Records
^^^^^^^^^^^^^^^^
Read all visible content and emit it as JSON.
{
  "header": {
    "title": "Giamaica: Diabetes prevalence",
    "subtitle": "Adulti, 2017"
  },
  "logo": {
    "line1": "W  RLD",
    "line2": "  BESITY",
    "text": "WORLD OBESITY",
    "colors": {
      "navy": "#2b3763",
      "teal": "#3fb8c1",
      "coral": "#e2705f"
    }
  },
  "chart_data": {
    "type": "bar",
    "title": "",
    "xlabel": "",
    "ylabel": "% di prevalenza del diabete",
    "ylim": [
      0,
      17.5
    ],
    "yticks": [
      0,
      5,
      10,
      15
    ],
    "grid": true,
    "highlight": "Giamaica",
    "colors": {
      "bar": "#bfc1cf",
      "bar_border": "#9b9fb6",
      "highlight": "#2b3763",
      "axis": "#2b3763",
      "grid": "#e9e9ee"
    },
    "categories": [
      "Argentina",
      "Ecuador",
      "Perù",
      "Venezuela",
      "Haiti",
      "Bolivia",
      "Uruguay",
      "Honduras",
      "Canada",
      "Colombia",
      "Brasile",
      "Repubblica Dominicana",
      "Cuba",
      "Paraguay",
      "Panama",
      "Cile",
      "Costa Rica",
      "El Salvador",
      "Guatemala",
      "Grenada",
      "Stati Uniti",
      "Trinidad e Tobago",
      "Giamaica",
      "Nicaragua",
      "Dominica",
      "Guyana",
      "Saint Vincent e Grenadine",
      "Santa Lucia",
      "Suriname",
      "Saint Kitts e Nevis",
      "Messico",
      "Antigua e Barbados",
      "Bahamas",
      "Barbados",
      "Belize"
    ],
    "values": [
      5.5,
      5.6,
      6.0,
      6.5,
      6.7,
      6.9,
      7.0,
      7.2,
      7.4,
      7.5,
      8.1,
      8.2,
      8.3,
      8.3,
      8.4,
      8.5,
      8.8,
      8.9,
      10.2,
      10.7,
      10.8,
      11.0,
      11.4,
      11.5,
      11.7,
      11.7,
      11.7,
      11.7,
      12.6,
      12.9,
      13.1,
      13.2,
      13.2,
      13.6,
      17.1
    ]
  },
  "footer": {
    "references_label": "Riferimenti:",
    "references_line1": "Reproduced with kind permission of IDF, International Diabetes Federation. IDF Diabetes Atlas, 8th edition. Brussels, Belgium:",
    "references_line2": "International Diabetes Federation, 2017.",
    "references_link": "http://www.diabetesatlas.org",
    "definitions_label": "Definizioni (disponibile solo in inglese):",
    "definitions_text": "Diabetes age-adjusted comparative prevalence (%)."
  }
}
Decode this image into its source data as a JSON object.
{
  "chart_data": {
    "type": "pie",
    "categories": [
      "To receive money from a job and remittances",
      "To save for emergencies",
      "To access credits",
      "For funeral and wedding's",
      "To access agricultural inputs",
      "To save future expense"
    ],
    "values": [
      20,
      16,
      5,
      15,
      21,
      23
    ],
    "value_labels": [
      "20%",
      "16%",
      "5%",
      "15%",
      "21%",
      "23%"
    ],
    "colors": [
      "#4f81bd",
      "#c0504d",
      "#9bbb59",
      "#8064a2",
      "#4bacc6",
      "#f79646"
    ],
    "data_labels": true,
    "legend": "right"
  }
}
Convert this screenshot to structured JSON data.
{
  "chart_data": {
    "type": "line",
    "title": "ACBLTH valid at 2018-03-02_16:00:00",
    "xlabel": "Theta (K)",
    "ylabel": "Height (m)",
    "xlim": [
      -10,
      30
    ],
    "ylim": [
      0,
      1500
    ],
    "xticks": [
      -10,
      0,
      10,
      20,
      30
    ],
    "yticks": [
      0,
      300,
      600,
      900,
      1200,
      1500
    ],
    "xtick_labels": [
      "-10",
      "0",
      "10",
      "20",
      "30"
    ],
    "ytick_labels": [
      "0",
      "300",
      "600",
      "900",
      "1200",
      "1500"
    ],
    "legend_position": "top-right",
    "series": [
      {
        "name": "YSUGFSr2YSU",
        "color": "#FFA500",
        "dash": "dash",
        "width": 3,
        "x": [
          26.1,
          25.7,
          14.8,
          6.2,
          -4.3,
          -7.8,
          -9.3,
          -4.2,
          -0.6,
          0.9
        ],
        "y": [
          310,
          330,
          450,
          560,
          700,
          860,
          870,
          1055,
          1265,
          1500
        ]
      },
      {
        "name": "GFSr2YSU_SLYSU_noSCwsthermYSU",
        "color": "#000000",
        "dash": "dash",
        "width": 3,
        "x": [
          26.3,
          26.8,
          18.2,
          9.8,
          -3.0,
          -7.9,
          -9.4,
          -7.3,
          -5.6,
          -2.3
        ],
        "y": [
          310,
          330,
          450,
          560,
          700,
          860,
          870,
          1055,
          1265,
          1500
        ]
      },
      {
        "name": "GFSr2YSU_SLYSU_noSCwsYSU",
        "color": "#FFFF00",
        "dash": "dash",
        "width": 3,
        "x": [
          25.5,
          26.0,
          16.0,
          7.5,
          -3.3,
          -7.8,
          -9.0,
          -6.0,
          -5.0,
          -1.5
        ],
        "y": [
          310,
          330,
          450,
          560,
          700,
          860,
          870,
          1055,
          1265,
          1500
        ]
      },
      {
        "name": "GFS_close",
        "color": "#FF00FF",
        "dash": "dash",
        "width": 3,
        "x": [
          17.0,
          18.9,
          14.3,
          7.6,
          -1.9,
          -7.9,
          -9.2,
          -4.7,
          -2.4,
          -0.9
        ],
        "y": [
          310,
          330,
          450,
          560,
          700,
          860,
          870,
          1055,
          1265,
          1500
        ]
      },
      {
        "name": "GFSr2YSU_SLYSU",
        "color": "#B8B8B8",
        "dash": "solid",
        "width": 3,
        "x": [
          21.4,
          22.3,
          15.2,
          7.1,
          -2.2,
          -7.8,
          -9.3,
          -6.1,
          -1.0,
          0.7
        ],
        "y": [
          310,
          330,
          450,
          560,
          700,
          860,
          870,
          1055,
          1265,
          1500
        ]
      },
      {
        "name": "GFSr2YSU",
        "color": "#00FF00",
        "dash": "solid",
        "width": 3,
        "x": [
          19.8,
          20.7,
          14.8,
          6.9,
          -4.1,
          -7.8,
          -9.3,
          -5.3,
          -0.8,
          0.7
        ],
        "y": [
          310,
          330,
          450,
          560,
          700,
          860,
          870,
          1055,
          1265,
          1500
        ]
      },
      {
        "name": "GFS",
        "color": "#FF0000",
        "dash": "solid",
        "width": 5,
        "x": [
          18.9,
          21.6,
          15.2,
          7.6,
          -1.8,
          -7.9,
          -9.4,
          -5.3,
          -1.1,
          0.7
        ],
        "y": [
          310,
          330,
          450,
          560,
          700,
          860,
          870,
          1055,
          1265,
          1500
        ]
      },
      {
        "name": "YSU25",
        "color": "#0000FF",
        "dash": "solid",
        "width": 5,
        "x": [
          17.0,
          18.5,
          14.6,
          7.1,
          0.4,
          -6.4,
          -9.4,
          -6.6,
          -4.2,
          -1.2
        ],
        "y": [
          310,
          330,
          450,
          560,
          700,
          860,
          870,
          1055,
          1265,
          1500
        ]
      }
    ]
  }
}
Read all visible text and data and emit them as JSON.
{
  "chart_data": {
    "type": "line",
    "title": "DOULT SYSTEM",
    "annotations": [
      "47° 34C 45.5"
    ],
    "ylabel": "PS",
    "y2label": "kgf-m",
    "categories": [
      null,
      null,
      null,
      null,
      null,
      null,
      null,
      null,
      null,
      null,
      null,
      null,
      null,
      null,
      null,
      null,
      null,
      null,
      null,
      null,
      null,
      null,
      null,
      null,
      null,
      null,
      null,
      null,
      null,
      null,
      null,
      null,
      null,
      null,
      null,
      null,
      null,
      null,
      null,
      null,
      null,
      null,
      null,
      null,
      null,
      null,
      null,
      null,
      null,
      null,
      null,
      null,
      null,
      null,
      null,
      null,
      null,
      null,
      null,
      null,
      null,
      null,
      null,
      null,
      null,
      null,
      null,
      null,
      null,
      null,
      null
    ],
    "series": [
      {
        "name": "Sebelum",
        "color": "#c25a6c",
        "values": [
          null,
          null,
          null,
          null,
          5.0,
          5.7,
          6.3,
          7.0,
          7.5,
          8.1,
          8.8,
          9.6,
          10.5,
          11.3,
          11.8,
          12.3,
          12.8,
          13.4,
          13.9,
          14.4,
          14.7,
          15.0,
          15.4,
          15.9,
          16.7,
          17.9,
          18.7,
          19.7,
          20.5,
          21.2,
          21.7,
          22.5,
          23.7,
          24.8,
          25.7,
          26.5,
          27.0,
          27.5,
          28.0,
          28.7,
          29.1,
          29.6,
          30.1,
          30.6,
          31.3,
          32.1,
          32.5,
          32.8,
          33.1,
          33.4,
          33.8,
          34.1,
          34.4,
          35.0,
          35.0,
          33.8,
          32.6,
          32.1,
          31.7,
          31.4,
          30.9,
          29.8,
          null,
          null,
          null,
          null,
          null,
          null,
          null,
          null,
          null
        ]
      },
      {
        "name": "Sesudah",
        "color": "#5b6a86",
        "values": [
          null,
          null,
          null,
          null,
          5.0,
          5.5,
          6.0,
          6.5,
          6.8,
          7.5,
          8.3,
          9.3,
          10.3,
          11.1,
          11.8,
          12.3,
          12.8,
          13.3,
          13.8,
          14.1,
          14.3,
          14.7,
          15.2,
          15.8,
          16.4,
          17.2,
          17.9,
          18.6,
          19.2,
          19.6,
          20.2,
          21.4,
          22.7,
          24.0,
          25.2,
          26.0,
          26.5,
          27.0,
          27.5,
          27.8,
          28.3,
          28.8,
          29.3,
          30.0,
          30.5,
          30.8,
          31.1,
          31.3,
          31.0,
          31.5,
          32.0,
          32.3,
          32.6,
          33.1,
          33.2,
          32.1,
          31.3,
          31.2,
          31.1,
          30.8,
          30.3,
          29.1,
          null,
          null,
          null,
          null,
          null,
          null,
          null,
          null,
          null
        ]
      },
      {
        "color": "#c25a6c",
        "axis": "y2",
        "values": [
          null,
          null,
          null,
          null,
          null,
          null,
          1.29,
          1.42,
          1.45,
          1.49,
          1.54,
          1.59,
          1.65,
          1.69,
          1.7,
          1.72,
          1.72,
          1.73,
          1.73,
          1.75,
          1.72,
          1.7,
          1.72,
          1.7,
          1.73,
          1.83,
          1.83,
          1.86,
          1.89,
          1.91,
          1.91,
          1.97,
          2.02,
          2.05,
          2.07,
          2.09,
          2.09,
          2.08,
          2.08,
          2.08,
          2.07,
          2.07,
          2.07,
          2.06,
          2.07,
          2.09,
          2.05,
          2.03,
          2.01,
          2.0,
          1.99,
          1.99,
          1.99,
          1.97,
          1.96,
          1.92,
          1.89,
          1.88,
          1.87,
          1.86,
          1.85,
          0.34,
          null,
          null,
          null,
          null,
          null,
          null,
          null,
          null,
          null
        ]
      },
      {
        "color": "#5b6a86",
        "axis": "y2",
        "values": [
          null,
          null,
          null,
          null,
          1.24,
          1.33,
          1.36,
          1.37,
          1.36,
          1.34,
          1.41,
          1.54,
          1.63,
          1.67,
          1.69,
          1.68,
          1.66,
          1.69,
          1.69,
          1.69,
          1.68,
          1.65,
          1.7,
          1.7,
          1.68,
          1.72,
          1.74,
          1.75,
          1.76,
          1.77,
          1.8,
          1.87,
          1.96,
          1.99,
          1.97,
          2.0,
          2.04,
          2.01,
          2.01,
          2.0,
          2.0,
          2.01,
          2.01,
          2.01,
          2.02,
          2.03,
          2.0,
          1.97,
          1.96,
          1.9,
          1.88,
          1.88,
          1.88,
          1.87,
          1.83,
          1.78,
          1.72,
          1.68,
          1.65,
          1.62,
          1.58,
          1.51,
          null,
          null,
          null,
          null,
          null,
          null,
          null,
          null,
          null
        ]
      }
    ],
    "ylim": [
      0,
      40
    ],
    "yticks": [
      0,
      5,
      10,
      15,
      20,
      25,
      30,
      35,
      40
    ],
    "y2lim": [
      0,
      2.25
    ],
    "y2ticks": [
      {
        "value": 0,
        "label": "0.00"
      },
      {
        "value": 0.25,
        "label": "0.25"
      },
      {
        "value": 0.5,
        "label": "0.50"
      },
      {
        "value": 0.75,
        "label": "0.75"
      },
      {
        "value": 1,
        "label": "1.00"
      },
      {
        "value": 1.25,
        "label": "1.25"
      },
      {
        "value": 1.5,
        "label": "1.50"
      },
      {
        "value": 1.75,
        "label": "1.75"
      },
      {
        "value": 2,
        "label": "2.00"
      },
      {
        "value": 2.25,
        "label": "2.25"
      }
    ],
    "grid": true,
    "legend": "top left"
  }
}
^^^^^^^^^^^^^^^^
Given exercise: Respond with the number of lines containing "Read" and no additional words.

Complete output: 2